▶ **INSTRUCTIONS FOR THE TASK**: Set down the entries below word for word, from the first line through the line that contains "logout-button[interactable]: LOG OUT", with both of those lines included.

═════ THE RECORDS

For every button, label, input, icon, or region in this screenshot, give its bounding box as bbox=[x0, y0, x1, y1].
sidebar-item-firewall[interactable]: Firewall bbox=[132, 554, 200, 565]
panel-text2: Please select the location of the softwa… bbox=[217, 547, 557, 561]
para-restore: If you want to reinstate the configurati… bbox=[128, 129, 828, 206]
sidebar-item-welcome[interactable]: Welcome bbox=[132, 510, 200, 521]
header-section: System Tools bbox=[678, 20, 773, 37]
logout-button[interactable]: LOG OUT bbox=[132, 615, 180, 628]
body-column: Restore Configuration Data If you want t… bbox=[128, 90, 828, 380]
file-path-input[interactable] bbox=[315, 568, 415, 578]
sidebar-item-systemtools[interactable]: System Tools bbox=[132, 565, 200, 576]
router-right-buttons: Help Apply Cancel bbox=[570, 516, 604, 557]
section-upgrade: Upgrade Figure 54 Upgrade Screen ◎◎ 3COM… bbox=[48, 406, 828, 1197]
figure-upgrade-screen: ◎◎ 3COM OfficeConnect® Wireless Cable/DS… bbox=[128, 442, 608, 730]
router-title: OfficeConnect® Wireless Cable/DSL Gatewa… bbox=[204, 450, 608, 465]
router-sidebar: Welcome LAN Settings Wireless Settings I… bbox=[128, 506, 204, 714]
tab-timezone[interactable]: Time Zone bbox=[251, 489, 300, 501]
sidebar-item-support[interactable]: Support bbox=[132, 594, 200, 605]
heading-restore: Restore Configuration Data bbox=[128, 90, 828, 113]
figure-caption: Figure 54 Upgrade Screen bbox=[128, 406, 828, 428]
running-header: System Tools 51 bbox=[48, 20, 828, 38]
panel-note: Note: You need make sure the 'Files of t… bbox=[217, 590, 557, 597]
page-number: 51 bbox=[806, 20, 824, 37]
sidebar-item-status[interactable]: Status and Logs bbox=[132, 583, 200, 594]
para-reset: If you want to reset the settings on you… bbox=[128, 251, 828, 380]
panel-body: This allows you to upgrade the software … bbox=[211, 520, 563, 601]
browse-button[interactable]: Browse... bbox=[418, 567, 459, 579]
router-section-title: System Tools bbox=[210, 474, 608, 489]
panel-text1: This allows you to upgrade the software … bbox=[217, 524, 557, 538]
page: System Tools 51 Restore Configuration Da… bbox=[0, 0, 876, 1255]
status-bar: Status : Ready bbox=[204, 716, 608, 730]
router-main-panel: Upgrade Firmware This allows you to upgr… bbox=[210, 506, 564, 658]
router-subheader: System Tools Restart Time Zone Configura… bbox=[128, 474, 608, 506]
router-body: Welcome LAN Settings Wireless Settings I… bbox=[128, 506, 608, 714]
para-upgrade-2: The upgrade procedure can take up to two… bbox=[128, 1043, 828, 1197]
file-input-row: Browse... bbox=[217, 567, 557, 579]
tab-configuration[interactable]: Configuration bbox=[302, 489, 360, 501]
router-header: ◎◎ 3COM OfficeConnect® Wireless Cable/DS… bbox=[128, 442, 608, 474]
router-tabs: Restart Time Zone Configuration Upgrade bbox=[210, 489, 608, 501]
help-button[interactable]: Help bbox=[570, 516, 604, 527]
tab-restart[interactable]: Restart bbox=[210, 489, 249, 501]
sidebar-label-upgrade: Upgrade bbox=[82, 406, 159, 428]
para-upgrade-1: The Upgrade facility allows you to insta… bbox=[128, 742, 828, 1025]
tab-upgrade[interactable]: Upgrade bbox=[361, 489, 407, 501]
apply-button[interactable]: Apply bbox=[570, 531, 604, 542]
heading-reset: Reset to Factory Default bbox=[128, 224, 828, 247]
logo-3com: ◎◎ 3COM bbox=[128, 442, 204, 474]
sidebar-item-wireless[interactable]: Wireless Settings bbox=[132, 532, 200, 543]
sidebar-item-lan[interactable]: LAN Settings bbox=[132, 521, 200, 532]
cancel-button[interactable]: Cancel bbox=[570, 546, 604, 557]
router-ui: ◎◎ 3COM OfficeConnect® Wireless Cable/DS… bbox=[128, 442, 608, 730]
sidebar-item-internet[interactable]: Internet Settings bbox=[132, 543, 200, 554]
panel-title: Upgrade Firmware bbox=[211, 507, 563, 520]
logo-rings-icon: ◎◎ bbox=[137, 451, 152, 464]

══════════

▶ **RESULT FOR THIS TASK**:
For every button, label, input, icon, or region in this screenshot, give its bounding box as bbox=[x0, y0, x1, y1].
sidebar-item-firewall[interactable]: Firewall bbox=[132, 554, 200, 565]
panel-text2: Please select the location of the softwa… bbox=[217, 547, 557, 561]
para-restore: If you want to reinstate the configurati… bbox=[128, 129, 828, 206]
sidebar-item-welcome[interactable]: Welcome bbox=[132, 510, 200, 521]
header-section: System Tools bbox=[678, 20, 773, 37]
logout-button[interactable]: LOG OUT bbox=[132, 615, 180, 628]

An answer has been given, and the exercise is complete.